▸ **EXERCISE INSTRUCTIONS**
Return all lines where the word "start" can be found.

○ ○ ○ ○

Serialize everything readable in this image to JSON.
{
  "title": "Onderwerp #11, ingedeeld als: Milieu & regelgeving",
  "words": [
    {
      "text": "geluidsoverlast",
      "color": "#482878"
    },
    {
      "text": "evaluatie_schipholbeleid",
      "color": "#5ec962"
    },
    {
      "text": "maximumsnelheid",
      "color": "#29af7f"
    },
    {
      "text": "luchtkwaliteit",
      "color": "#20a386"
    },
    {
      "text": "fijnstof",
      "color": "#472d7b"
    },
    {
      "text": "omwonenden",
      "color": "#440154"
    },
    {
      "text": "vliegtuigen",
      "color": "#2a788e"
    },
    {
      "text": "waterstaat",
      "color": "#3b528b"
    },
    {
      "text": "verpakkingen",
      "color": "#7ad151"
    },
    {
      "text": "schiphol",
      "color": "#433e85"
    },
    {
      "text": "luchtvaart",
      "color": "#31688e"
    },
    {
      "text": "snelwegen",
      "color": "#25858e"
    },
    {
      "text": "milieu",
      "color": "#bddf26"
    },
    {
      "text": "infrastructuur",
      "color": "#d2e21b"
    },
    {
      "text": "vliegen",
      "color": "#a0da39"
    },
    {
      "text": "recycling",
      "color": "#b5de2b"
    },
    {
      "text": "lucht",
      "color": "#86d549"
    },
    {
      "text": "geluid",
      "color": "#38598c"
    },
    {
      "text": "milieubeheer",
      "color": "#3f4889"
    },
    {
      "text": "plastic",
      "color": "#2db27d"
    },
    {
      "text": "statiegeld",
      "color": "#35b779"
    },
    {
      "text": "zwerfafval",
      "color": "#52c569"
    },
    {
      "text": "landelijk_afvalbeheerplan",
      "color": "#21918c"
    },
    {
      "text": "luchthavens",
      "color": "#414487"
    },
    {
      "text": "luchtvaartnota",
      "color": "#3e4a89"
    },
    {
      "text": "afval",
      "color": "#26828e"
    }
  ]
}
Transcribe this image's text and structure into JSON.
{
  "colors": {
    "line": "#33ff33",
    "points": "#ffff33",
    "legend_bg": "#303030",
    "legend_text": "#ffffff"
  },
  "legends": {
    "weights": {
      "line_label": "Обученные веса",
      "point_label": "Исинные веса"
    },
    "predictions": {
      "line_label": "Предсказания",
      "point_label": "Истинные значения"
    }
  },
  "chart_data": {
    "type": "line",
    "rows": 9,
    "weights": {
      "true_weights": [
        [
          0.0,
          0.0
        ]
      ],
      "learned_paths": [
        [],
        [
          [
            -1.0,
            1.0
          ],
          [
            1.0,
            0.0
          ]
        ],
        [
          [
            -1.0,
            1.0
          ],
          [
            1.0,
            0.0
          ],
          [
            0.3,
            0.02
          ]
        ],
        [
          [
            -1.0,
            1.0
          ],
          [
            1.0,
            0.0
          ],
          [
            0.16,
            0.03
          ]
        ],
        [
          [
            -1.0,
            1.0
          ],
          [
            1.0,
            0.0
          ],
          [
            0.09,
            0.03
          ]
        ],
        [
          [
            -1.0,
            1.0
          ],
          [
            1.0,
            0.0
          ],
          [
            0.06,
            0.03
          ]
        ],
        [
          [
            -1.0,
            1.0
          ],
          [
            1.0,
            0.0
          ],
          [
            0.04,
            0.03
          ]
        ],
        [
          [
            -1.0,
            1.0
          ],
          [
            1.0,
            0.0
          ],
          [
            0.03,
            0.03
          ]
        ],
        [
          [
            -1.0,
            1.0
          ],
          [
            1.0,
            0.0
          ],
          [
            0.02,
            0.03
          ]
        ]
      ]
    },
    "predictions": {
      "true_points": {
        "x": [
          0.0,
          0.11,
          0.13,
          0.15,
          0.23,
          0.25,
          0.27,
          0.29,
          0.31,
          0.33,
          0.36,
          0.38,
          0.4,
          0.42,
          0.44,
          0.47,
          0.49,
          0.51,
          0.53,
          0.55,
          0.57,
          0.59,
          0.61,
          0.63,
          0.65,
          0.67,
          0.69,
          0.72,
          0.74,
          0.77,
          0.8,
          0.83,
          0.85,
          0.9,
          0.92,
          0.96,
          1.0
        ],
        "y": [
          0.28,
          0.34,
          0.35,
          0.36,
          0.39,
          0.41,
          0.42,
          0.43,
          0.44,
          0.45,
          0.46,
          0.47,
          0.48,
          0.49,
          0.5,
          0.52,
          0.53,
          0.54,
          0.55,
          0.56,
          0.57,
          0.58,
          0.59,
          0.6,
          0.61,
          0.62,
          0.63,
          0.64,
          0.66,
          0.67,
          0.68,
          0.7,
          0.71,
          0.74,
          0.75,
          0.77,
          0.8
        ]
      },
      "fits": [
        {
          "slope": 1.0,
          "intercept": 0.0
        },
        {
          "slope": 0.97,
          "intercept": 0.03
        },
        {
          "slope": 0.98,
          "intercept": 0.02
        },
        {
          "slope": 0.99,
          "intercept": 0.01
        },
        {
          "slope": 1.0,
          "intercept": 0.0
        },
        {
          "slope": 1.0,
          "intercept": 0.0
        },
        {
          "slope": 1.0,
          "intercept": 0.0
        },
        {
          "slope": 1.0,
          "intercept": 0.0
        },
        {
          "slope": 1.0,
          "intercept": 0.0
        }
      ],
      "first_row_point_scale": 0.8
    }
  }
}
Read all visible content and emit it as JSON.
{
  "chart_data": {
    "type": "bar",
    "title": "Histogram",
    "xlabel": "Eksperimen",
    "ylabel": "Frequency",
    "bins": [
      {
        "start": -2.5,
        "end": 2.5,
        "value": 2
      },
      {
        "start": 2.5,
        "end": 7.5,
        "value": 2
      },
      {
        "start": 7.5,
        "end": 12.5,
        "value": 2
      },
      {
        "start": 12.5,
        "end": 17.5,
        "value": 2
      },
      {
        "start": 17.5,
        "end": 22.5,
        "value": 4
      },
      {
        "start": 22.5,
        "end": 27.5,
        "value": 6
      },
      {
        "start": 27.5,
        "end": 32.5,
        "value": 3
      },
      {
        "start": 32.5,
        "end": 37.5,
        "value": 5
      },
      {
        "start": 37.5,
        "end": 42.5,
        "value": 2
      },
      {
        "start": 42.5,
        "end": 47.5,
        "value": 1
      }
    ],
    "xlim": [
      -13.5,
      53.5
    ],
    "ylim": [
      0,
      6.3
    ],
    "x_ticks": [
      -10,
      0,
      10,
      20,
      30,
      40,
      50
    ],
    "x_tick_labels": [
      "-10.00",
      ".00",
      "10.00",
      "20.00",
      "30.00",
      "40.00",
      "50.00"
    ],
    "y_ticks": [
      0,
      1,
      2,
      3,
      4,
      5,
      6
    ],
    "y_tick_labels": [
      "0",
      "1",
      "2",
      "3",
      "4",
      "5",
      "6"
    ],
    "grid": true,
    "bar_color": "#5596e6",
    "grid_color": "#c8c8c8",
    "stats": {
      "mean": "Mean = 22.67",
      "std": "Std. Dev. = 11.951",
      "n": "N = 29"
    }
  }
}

○ ○ ○ ○

▸ **SOLVED PROBLEM**
        "start": -2.5,
        "start": 2.5,
        "start": 7.5,
        "start": 12.5,
        "start": 17.5,
        "start": 22.5,
        "start": 27.5,
        "start": 32.5,
        "start": 37.5,
        "start": 42.5,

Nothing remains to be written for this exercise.